___ Listing ___
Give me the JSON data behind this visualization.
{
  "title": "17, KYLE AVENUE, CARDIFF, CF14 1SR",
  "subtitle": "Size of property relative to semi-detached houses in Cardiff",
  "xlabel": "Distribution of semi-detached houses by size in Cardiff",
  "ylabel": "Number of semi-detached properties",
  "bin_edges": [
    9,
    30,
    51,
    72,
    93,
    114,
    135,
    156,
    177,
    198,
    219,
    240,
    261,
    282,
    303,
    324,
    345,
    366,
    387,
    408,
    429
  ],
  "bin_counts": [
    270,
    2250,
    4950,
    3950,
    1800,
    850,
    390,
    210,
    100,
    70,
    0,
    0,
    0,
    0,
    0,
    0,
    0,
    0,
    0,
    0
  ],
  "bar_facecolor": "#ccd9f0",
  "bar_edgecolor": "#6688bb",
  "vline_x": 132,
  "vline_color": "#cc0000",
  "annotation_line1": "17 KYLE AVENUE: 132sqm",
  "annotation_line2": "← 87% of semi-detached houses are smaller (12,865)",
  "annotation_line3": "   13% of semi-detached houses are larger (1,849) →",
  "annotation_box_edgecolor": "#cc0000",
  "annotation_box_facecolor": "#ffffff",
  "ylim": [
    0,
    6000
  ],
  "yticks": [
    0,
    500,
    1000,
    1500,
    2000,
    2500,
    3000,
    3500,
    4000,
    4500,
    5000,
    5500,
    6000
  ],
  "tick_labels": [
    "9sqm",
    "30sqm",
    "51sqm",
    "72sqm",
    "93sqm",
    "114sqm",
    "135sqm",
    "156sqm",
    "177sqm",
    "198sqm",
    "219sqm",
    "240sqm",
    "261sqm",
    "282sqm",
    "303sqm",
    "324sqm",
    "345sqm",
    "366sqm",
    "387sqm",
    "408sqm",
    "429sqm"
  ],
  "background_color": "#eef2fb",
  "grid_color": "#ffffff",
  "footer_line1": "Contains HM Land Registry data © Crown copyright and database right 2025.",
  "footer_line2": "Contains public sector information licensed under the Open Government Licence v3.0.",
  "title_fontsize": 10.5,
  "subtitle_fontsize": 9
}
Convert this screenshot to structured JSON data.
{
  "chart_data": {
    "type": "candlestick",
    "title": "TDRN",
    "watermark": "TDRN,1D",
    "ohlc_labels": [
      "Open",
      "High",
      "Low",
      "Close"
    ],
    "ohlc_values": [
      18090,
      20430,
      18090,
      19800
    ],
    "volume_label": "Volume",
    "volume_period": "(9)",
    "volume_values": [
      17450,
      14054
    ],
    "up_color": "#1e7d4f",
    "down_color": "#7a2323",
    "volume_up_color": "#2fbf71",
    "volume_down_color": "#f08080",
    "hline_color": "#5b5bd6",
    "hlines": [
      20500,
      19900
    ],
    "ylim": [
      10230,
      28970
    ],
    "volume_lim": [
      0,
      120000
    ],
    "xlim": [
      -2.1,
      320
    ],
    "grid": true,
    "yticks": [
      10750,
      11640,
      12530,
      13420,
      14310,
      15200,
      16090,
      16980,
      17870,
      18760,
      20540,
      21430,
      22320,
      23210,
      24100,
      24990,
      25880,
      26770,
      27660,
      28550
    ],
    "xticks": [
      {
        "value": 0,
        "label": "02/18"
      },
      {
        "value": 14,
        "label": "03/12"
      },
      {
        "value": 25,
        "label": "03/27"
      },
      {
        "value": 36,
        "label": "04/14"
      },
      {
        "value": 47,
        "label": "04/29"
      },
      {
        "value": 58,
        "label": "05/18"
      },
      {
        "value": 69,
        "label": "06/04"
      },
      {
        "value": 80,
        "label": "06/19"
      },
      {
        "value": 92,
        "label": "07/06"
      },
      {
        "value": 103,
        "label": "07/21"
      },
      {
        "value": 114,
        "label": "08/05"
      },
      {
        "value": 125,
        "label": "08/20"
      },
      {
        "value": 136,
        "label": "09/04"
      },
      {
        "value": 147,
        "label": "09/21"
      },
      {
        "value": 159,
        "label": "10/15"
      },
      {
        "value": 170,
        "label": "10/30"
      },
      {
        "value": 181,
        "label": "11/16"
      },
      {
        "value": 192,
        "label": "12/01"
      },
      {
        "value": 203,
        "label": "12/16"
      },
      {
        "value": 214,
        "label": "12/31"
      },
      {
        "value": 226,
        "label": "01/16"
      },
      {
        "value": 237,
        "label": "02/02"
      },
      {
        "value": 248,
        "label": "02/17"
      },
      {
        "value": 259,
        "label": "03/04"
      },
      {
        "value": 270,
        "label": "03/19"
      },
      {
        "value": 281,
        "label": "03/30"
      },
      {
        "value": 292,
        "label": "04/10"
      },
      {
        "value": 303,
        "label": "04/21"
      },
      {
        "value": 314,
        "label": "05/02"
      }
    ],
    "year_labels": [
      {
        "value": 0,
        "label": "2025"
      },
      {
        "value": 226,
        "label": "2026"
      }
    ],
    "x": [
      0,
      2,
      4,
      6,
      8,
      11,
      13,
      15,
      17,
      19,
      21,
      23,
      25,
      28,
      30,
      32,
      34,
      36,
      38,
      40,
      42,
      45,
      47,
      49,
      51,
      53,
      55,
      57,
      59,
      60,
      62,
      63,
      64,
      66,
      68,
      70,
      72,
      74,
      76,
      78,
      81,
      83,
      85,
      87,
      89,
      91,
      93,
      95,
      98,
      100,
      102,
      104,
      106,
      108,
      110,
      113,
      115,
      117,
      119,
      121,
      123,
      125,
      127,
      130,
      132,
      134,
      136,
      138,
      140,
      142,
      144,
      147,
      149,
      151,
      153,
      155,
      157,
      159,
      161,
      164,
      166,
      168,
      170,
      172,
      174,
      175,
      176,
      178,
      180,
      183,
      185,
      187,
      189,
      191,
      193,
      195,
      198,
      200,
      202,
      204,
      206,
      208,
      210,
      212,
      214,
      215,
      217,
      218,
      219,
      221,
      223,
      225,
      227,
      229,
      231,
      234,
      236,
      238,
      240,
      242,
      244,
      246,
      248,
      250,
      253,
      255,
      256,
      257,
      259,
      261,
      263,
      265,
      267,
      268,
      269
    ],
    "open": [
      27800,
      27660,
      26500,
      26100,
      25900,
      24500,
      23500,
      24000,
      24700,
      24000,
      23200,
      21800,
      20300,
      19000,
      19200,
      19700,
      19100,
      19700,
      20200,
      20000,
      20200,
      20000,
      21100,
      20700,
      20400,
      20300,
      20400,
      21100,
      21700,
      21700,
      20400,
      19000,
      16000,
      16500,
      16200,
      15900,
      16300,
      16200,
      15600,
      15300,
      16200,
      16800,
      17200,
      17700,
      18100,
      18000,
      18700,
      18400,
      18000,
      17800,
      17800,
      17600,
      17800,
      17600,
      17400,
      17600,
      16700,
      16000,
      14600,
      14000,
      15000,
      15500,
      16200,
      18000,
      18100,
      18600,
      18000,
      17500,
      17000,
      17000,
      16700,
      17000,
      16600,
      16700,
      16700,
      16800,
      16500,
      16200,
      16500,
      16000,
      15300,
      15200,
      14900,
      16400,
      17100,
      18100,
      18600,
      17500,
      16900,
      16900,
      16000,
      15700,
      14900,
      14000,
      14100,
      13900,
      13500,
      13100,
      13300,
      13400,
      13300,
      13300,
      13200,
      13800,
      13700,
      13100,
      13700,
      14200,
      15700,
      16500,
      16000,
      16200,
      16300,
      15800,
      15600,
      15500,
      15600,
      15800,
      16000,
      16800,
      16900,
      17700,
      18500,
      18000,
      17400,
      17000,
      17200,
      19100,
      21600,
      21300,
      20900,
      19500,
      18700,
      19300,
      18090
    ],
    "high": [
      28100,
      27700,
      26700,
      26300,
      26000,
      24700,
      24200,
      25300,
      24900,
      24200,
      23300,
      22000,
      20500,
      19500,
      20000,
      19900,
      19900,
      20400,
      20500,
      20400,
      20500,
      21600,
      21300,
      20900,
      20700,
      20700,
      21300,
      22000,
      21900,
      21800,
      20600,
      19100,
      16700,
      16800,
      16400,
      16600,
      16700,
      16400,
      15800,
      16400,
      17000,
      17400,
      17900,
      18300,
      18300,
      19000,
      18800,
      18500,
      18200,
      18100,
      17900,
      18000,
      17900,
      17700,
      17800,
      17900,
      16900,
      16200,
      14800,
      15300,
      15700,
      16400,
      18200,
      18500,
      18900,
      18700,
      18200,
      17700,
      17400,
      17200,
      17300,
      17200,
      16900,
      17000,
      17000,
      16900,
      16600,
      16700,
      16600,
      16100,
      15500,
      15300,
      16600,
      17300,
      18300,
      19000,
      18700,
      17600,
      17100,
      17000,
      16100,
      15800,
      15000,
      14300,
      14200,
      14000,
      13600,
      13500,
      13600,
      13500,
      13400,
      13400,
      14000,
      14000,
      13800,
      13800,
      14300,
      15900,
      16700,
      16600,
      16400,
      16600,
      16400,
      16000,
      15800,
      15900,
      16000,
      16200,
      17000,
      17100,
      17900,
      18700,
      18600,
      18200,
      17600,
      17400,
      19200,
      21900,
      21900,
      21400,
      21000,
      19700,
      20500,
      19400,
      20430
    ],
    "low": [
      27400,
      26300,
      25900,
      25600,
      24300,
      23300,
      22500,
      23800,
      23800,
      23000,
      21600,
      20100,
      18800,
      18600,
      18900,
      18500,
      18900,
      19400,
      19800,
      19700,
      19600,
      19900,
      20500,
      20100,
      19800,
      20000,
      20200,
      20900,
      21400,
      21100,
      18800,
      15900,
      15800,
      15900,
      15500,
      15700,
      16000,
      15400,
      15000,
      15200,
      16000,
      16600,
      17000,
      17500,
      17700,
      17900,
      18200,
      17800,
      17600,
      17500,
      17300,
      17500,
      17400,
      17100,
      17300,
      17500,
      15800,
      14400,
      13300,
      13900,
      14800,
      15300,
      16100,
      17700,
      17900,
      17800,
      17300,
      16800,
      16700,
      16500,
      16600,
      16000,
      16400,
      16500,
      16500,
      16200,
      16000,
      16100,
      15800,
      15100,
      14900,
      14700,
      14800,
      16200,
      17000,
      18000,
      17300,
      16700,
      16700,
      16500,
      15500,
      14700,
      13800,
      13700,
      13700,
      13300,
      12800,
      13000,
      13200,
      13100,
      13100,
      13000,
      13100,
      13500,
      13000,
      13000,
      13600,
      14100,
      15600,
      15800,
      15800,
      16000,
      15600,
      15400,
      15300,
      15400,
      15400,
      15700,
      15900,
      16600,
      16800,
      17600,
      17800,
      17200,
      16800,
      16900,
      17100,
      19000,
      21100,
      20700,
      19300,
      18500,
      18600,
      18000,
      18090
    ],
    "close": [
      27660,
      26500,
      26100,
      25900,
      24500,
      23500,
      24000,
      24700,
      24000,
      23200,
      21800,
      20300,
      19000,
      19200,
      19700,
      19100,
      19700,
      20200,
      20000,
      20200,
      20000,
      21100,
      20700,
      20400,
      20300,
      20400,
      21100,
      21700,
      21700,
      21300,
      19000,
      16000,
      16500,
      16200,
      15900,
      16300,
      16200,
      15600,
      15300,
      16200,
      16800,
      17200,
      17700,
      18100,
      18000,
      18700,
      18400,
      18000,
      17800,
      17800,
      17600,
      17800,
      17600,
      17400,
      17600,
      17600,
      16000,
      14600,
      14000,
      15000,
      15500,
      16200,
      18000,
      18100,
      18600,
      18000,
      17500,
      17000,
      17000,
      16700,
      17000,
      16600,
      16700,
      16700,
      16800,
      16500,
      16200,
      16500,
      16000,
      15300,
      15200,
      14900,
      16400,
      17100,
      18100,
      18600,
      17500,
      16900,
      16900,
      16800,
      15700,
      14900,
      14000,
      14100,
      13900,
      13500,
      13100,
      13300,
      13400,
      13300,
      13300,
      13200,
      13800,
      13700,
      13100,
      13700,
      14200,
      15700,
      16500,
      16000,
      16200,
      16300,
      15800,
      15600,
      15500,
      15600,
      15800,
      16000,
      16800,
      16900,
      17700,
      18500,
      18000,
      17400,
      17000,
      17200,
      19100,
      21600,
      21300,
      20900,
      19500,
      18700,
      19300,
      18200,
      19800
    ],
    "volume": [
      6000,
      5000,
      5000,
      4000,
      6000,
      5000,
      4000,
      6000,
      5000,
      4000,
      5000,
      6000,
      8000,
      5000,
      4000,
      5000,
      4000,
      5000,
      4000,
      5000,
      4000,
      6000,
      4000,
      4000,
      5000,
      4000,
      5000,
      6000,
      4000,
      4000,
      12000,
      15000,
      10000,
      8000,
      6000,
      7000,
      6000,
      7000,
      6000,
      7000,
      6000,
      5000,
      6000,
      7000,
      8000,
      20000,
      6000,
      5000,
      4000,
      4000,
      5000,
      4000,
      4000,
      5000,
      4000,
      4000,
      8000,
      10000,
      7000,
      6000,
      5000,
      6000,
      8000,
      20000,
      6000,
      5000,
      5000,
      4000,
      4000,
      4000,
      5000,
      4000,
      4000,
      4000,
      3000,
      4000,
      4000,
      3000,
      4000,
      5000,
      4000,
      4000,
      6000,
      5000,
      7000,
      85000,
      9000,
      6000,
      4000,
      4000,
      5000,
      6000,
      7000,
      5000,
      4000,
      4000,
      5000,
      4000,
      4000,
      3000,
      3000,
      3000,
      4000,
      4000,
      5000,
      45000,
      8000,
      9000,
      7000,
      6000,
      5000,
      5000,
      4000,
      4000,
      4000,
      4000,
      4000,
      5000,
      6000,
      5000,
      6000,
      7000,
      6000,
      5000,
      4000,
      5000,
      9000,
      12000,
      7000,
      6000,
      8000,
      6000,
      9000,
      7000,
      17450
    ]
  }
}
___
* _Exercise task_:
Provide only the count of lines in the material above that hold the word "KYLE".

* _The response_:
2